━━ DATA EXTRACT
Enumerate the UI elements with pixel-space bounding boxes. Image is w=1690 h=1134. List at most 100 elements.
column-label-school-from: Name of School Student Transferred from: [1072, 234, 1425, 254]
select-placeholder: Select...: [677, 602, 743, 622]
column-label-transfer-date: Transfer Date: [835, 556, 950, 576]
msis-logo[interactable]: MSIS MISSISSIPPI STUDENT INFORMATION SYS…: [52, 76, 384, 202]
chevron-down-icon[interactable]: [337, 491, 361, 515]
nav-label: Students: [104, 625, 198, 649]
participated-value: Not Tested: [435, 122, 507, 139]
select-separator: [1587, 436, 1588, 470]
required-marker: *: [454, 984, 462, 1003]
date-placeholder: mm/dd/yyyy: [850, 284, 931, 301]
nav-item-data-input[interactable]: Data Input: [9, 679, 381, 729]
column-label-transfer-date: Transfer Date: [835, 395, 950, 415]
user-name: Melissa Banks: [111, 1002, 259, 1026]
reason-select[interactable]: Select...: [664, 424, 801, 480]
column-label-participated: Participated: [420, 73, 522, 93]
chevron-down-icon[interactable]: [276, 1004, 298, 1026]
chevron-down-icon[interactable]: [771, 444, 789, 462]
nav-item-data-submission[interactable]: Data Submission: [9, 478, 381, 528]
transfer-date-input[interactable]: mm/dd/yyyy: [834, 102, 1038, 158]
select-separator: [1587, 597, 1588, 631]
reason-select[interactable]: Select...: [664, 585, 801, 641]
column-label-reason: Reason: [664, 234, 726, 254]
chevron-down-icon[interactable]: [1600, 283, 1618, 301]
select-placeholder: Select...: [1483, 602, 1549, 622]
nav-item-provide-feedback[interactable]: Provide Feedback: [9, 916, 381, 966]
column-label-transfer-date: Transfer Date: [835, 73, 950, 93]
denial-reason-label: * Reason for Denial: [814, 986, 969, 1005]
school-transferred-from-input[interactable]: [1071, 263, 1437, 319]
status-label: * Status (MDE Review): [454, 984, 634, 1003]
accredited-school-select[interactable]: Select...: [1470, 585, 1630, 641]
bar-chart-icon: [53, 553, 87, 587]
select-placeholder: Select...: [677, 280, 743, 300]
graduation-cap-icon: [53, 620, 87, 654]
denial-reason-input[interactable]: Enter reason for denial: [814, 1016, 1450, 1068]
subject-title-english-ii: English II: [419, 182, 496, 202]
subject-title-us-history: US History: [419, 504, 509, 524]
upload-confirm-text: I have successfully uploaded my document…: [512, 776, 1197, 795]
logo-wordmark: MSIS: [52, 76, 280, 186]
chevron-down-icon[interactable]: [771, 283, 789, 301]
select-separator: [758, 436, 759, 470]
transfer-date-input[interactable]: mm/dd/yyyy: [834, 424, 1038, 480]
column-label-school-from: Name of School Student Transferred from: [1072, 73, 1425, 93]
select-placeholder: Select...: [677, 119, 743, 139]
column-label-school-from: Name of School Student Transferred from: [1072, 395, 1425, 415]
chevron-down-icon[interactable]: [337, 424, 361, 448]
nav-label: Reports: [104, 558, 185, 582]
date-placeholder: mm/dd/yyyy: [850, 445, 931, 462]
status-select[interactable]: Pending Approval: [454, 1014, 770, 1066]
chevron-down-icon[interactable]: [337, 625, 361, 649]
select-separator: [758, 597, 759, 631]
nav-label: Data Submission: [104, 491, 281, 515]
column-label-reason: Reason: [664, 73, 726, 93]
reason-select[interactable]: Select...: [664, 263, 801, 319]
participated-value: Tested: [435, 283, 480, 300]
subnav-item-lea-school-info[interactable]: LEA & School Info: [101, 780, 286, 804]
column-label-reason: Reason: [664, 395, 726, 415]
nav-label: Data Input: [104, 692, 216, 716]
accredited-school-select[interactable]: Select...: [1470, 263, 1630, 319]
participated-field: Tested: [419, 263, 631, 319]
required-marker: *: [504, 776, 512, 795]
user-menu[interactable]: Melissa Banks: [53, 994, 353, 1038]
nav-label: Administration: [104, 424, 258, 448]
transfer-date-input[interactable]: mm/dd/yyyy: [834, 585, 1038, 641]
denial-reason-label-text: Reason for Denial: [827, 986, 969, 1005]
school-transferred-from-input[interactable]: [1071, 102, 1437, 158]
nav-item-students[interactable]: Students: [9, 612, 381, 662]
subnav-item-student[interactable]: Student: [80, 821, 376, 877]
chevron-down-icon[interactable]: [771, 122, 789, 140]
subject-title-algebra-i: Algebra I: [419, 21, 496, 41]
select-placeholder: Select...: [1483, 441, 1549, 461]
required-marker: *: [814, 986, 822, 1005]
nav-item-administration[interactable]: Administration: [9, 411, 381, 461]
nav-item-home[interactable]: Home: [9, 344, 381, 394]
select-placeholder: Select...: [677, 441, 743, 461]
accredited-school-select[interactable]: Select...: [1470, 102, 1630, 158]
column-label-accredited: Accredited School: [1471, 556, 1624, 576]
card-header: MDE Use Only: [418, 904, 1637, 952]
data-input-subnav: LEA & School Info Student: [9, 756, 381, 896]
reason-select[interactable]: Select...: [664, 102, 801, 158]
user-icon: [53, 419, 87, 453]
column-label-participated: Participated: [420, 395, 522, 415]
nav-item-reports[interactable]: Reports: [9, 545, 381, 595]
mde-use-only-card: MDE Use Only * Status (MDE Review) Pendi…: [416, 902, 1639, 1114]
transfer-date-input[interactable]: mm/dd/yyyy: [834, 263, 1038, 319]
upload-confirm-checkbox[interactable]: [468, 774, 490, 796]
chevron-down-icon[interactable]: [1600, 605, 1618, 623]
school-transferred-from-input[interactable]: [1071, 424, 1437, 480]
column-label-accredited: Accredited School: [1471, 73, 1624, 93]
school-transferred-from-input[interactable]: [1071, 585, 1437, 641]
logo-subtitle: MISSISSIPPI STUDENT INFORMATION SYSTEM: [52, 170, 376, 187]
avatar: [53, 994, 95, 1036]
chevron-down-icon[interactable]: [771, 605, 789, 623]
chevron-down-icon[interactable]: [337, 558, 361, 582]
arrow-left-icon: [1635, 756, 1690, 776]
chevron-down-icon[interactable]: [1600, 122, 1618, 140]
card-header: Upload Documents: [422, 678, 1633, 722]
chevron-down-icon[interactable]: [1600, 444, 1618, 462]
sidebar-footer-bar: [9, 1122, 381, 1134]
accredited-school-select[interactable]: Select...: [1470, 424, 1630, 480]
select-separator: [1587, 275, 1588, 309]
━━━━
Rewrite the records from their start up to and including the line with "reason-select[interactable]: Select...: [664, 424, 801, 480]", changing "Transfer Date" to "Move Date" and keeping all else the same.

Enumerate the UI elements with pixel-space bounding boxes. Image is w=1690 h=1134. List at most 100 elements.
column-label-school-from: Name of School Student Transferred from: [1072, 234, 1425, 254]
select-placeholder: Select...: [677, 602, 743, 622]
column-label-transfer-date: Move Date: [835, 556, 950, 576]
msis-logo[interactable]: MSIS MISSISSIPPI STUDENT INFORMATION SYS…: [52, 76, 384, 202]
chevron-down-icon[interactable]: [337, 491, 361, 515]
nav-label: Students: [104, 625, 198, 649]
participated-value: Not Tested: [435, 122, 507, 139]
select-separator: [1587, 436, 1588, 470]
required-marker: *: [454, 984, 462, 1003]
date-placeholder: mm/dd/yyyy: [850, 284, 931, 301]
nav-item-data-input[interactable]: Data Input: [9, 679, 381, 729]
column-label-transfer-date: Move Date: [835, 395, 950, 415]
user-name: Melissa Banks: [111, 1002, 259, 1026]
reason-select[interactable]: Select...: [664, 424, 801, 480]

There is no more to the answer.